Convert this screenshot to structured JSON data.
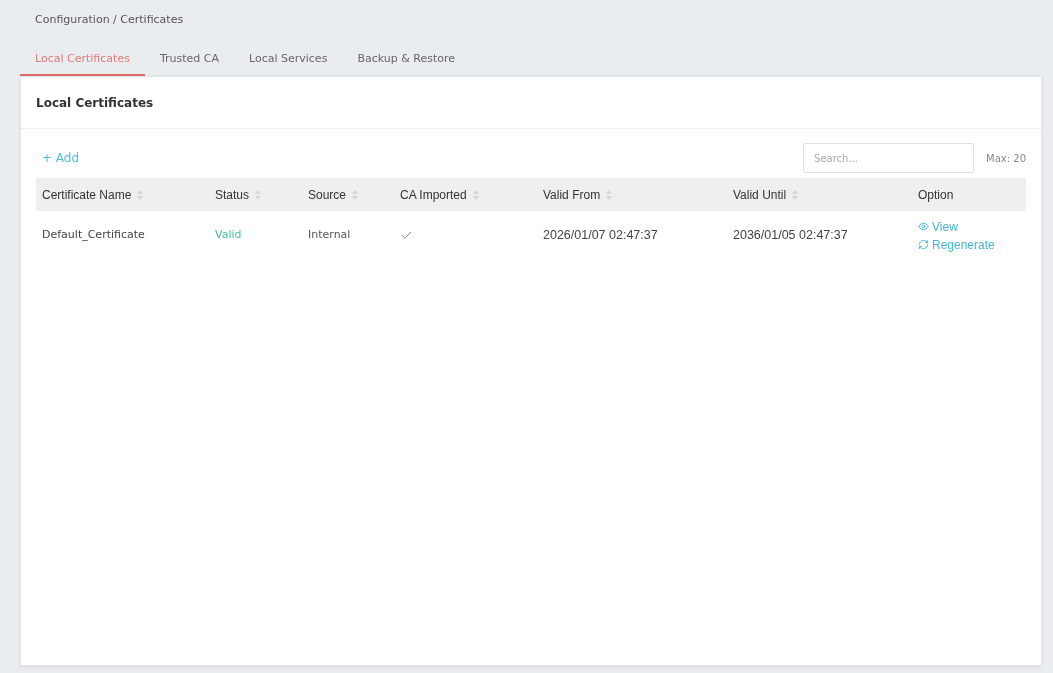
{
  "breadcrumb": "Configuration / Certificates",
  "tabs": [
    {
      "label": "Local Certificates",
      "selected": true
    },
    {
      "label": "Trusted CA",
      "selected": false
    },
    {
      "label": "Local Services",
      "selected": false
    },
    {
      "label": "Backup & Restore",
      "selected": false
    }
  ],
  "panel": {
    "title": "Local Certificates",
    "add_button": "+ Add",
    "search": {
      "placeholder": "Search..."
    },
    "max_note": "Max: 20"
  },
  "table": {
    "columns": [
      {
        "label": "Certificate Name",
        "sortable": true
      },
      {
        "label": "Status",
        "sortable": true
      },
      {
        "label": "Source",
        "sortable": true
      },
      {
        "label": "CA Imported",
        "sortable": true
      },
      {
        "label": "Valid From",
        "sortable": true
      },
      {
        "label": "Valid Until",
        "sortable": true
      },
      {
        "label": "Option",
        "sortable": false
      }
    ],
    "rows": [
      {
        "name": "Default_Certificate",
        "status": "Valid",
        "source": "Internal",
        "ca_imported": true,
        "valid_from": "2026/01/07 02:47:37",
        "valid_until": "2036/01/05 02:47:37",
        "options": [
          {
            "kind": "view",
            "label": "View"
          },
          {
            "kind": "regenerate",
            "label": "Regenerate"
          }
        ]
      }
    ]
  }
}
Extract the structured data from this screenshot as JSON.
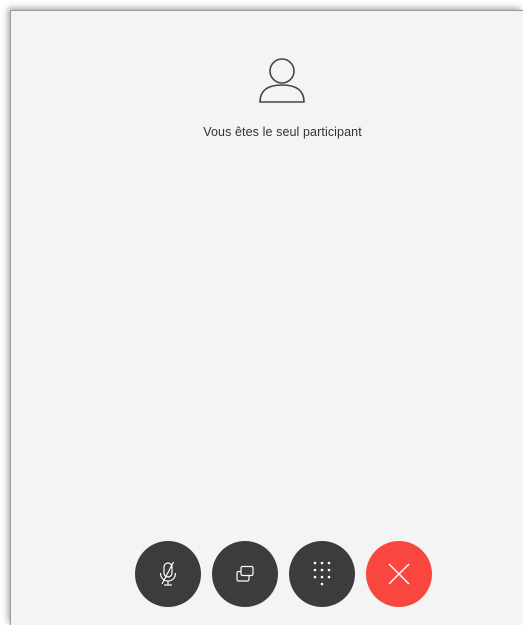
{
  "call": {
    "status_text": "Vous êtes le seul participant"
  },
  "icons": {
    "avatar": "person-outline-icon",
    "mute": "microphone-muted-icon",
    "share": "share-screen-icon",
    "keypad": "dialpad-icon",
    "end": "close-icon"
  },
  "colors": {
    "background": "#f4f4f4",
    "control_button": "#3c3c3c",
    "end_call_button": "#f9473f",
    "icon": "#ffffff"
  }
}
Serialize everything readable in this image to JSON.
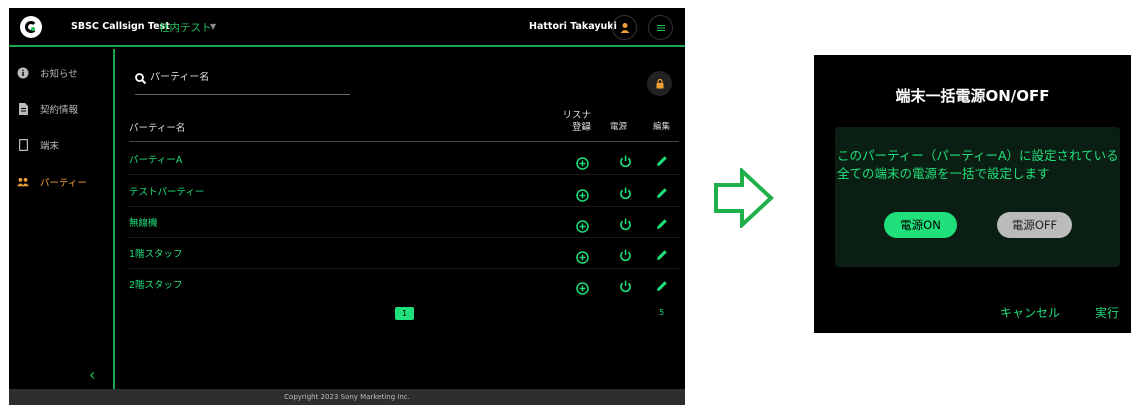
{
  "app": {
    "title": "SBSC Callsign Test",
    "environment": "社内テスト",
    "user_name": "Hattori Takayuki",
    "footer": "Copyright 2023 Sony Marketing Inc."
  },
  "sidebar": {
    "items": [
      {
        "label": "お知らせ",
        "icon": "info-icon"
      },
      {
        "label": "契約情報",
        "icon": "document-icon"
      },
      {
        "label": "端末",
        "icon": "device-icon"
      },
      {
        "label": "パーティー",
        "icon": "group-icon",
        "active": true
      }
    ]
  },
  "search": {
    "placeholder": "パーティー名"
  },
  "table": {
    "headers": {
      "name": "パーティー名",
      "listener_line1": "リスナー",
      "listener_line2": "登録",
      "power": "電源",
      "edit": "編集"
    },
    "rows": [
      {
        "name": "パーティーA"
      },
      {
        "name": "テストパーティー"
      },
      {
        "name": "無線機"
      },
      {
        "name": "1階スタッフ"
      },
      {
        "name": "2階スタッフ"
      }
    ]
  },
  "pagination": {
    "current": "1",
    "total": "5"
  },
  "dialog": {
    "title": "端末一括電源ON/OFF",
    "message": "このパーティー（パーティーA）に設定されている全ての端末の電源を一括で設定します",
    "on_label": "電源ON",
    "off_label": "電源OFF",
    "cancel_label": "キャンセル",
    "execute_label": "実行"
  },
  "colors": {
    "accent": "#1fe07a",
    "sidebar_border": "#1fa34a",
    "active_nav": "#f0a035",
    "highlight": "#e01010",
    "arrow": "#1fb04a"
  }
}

============================================================

Reproduce every record word for word. The copy must contain no pictures.

Convert this screenshot to structured JSON data.
{
  "breadcrumb": "Configuration / Certificates",
  "tabs": [
    {
      "label": "Local Certificates",
      "selected": true
    },
    {
      "label": "Trusted CA",
      "selected": false
    },
    {
      "label": "Local Services",
      "selected": false
    },
    {
      "label": "Backup & Restore",
      "selected": false
    }
  ],
  "panel": {
    "title": "Local Certificates",
    "add_button": "+ Add",
    "search": {
      "placeholder": "Search..."
    },
    "max_note": "Max: 20"
  },
  "table": {
    "columns": [
      {
        "label": "Certificate Name",
        "sortable": true
      },
      {
        "label": "Status",
        "sortable": true
      },
      {
        "label": "Source",
        "sortable": true
      },
      {
        "label": "CA Imported",
        "sortable": true
      },
      {
        "label": "Valid From",
        "sortable": true
      },
      {
        "label": "Valid Until",
        "sortable": true
      },
      {
        "label": "Option",
        "sortable": false
      }
    ],
    "rows": [
      {
        "name": "Default_Certificate",
        "status": "Valid",
        "source": "Internal",
        "ca_imported": true,
        "valid_from": "2026/01/07 02:47:37",
        "valid_until": "2036/01/05 02:47:37",
        "options": [
          {
            "kind": "view",
            "label": "View"
          },
          {
            "kind": "regenerate",
            "label": "Regenerate"
          }
        ]
      }
    ]
  }
}
Extract the structured data from this screenshot as JSON.
{
  "call": {
    "status_text": "Vous êtes le seul participant"
  },
  "icons": {
    "avatar": "person-outline-icon",
    "mute": "microphone-muted-icon",
    "share": "share-screen-icon",
    "keypad": "dialpad-icon",
    "end": "close-icon"
  },
  "colors": {
    "background": "#f4f4f4",
    "control_button": "#3c3c3c",
    "end_call_button": "#f9473f",
    "icon": "#ffffff"
  }
}
Serialize everything readable in this image to JSON.
{
  "app": {
    "title": "SBSC Callsign Test",
    "environment": "社内テスト",
    "user_name": "Hattori Takayuki",
    "footer": "Copyright 2023 Sony Marketing Inc."
  },
  "sidebar": {
    "items": [
      {
        "label": "お知らせ",
        "icon": "info-icon"
      },
      {
        "label": "契約情報",
        "icon": "document-icon"
      },
      {
        "label": "端末",
        "icon": "device-icon"
      },
      {
        "label": "パーティー",
        "icon": "group-icon",
        "active": true
      }
    ]
  },
  "search": {
    "placeholder": "パーティー名"
  },
  "table": {
    "headers": {
      "name": "パーティー名",
      "listener_line1": "リスナー",
      "listener_line2": "登録",
      "power": "電源",
      "edit": "編集"
    },
    "rows": [
      {
        "name": "パーティーA"
      },
      {
        "name": "テストパーティー"
      },
      {
        "name": "無線機"
      },
      {
        "name": "1階スタッフ"
      },
      {
        "name": "2階スタッフ"
      }
    ]
  },
  "pagination": {
    "current": "1",
    "total": "5"
  },
  "dialog": {
    "title": "端末一括電源ON/OFF",
    "message": "このパーティー（パーティーA）に設定されている全ての端末の電源を一括で設定します",
    "on_label": "電源ON",
    "off_label": "電源OFF",
    "cancel_label": "キャンセル",
    "execute_label": "実行"
  },
  "colors": {
    "accent": "#1fe07a",
    "sidebar_border": "#1fa34a",
    "active_nav": "#f0a035",
    "highlight": "#e01010",
    "arrow": "#1fb04a"
  }
}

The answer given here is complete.